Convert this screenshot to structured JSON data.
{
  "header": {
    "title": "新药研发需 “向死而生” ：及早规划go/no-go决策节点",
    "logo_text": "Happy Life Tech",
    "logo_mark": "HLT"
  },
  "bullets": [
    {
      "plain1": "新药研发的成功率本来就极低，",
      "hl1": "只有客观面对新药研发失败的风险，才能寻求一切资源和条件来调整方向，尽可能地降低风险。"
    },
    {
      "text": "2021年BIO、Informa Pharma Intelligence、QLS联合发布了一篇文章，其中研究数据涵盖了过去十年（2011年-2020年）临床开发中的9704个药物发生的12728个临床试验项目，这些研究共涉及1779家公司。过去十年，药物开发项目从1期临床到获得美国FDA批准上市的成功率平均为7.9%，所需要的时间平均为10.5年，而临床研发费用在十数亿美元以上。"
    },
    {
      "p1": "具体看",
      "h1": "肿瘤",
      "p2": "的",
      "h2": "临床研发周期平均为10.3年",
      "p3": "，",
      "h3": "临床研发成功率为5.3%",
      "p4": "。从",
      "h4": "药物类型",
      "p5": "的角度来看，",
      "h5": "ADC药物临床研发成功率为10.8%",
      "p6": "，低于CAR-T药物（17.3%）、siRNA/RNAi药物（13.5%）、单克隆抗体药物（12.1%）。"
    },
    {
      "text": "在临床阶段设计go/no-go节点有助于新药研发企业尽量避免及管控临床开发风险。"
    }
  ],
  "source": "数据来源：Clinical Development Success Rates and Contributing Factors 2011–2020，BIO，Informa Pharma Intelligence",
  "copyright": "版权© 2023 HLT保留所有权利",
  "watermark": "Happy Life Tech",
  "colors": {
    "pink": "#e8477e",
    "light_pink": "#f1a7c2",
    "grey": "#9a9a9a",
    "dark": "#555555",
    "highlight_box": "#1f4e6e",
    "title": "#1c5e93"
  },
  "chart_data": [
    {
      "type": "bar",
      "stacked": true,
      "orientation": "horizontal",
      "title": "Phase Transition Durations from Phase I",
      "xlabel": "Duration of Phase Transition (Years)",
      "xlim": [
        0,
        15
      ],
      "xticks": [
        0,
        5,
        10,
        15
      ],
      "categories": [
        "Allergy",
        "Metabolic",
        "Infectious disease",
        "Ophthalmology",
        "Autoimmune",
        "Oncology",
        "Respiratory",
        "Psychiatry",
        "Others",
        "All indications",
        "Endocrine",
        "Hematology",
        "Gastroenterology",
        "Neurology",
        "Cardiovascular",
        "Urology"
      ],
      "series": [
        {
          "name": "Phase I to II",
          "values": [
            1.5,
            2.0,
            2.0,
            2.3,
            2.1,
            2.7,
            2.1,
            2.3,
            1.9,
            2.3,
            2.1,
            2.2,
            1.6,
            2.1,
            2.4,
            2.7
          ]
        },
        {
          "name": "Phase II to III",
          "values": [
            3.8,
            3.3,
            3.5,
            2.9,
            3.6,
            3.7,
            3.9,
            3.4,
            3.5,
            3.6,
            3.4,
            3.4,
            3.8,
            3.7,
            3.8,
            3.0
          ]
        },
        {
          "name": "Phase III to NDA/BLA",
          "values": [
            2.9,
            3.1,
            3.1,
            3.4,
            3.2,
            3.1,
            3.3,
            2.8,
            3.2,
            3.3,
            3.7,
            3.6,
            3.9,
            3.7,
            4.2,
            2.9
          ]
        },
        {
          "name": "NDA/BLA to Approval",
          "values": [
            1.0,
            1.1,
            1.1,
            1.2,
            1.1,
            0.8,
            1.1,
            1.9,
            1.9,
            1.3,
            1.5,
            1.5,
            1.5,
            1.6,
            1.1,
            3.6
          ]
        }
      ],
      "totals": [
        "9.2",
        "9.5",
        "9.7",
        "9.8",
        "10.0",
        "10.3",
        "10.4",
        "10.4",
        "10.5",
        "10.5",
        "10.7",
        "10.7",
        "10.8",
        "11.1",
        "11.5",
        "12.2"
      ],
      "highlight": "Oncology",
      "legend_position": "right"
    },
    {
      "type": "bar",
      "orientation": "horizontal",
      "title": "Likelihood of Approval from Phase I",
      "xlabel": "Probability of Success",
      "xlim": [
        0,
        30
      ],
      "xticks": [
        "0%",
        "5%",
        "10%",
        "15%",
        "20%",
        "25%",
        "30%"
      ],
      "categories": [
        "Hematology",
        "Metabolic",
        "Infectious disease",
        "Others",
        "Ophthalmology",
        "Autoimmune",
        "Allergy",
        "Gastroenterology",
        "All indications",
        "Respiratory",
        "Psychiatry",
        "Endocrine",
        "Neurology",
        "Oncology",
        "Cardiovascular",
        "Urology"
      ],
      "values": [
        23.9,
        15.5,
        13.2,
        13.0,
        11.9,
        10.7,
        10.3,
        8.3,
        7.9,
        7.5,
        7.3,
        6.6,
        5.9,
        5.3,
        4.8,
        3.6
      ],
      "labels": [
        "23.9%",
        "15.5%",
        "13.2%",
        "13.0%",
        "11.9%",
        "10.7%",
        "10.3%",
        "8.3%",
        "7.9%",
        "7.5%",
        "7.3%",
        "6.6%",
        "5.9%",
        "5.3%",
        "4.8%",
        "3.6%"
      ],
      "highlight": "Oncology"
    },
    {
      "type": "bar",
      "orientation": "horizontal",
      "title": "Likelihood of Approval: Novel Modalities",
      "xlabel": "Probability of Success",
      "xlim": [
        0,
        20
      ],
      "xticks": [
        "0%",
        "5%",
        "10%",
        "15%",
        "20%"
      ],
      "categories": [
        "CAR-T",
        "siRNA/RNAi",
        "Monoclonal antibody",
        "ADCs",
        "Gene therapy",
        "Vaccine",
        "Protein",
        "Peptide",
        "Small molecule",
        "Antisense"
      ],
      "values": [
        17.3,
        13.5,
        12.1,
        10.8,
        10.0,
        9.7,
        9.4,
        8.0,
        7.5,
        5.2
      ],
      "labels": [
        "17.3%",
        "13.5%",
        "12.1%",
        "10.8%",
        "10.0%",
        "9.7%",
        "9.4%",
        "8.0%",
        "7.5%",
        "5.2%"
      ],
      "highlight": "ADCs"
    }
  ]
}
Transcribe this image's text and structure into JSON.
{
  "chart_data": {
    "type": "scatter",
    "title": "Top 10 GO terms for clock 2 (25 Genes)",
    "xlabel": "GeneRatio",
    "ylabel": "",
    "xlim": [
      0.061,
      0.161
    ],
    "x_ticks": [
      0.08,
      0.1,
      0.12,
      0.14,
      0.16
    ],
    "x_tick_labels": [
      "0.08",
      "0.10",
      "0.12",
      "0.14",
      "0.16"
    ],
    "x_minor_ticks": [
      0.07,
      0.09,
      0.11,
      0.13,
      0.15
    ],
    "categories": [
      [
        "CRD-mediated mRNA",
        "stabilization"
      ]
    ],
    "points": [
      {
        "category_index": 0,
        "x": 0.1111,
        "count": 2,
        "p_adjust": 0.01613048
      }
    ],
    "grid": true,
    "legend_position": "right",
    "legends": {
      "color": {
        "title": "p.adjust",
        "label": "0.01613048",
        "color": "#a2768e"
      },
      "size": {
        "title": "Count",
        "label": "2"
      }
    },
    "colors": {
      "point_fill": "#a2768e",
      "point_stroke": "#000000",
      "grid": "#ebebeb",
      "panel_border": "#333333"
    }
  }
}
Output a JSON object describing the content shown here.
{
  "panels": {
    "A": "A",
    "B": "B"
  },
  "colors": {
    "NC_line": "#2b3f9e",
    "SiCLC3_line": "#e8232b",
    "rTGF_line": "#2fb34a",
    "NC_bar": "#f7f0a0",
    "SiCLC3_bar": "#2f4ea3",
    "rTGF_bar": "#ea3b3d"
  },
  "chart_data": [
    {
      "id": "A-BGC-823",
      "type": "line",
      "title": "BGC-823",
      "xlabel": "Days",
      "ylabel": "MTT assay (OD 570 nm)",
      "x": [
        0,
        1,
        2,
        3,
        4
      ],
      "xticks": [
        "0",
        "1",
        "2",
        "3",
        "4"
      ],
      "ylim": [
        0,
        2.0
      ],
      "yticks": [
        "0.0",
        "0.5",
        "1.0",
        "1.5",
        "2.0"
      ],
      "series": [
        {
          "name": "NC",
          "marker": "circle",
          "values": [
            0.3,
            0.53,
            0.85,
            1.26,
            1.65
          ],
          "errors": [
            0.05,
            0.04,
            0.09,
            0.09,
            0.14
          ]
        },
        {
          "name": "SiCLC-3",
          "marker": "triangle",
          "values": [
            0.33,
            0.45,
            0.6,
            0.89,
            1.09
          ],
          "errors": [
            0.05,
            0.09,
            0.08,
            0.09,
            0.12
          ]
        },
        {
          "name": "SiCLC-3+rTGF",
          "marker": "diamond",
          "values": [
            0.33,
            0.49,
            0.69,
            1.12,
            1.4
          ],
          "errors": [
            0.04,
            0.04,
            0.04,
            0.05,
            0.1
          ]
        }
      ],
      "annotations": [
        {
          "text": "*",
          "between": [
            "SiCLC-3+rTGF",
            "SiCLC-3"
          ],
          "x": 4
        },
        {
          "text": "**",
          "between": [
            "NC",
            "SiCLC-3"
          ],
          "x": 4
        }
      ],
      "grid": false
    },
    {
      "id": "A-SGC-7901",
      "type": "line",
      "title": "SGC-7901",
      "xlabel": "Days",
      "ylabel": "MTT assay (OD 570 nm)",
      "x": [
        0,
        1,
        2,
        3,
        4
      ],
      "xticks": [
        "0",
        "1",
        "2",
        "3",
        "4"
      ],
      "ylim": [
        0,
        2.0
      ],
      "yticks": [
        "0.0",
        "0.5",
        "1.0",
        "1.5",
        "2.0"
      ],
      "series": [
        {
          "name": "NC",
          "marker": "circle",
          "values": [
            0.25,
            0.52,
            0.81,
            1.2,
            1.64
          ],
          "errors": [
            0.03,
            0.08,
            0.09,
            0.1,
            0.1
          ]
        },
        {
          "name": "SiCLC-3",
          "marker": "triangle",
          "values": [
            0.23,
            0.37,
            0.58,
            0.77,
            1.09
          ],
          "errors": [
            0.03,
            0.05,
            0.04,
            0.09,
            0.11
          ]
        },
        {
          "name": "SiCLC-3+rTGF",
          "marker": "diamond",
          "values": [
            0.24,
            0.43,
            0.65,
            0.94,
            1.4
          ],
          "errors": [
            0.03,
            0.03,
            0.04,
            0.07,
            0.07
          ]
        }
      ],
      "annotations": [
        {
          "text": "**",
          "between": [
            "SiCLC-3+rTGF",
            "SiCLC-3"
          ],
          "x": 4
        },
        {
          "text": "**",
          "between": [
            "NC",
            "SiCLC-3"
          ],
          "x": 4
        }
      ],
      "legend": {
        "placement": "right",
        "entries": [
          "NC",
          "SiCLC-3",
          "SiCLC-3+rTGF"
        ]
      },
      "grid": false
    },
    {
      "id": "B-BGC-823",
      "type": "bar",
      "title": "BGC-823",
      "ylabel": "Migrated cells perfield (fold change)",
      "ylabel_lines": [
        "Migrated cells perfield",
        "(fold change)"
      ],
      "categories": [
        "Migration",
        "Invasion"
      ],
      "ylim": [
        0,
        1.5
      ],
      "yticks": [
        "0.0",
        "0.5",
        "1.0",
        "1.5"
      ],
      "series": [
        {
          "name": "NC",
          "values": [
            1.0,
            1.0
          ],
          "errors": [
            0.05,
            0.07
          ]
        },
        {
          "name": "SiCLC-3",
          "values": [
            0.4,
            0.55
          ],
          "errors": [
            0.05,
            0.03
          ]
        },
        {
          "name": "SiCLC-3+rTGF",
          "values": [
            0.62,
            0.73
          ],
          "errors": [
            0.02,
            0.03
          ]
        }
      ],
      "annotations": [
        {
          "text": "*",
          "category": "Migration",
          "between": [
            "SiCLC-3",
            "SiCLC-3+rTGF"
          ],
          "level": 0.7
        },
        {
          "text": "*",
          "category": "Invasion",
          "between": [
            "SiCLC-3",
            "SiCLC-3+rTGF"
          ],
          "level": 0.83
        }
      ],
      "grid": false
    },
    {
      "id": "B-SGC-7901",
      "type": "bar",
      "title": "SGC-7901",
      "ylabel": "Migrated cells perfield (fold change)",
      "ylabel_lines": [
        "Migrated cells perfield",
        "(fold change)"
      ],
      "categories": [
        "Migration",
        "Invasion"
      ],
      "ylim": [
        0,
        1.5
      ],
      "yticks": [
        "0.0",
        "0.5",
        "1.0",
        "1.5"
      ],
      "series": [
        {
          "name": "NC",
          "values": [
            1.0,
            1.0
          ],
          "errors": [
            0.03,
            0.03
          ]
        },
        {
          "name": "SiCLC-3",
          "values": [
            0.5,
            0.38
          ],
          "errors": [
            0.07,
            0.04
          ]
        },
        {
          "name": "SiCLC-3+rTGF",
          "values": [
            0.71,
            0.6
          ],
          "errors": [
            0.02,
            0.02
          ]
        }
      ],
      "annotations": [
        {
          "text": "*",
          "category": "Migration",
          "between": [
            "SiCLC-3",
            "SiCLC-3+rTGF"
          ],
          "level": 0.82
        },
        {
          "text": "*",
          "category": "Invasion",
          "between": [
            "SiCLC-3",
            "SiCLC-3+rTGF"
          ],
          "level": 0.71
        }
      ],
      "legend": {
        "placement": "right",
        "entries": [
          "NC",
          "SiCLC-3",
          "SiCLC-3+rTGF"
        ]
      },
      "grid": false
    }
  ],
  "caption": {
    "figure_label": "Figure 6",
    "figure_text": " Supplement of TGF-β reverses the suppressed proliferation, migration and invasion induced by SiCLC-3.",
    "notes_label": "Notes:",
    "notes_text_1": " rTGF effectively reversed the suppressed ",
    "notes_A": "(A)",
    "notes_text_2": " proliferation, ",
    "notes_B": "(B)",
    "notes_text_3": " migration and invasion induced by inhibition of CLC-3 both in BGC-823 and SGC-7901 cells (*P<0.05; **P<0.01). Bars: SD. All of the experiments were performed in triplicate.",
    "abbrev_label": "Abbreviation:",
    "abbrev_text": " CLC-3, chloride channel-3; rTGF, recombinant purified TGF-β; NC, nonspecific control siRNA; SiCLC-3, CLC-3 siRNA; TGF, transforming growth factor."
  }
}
# # #
Work required: Every line above that holds the string "Likelihood" should be copied into the answer.

Answer for the task:
      "title": "Likelihood of Approval from Phase I",
      "title": "Likelihood of Approval: Novel Modalities",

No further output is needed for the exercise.